▶ **Given request**
Copy out every line in which the string "mention" occurs.
[start of Data to use]
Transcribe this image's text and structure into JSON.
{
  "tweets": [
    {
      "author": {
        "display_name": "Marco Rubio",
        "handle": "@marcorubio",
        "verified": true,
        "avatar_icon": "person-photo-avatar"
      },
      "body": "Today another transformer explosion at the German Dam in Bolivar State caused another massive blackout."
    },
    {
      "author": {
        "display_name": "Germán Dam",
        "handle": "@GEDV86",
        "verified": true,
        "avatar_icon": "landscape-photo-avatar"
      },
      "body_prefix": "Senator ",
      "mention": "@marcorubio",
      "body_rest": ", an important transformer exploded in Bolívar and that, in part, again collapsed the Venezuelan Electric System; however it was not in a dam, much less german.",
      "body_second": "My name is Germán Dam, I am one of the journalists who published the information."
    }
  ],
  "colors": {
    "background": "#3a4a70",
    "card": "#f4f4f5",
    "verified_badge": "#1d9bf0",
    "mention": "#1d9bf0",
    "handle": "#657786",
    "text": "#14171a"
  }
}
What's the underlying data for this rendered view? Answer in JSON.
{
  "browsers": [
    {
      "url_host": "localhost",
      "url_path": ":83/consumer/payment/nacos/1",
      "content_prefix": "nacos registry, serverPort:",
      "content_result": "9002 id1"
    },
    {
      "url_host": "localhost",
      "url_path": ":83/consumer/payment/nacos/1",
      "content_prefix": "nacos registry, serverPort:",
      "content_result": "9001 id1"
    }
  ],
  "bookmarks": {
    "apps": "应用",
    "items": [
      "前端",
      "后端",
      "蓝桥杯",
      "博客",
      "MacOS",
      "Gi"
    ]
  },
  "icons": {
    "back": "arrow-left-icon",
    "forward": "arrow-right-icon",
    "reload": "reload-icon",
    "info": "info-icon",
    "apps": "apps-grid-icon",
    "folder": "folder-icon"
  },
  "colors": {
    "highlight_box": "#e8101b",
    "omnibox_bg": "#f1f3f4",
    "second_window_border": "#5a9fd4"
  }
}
[end of Data to use]
▶ **The answer**
      "mention": "@marcorubio",
    "mention": "#1d9bf0",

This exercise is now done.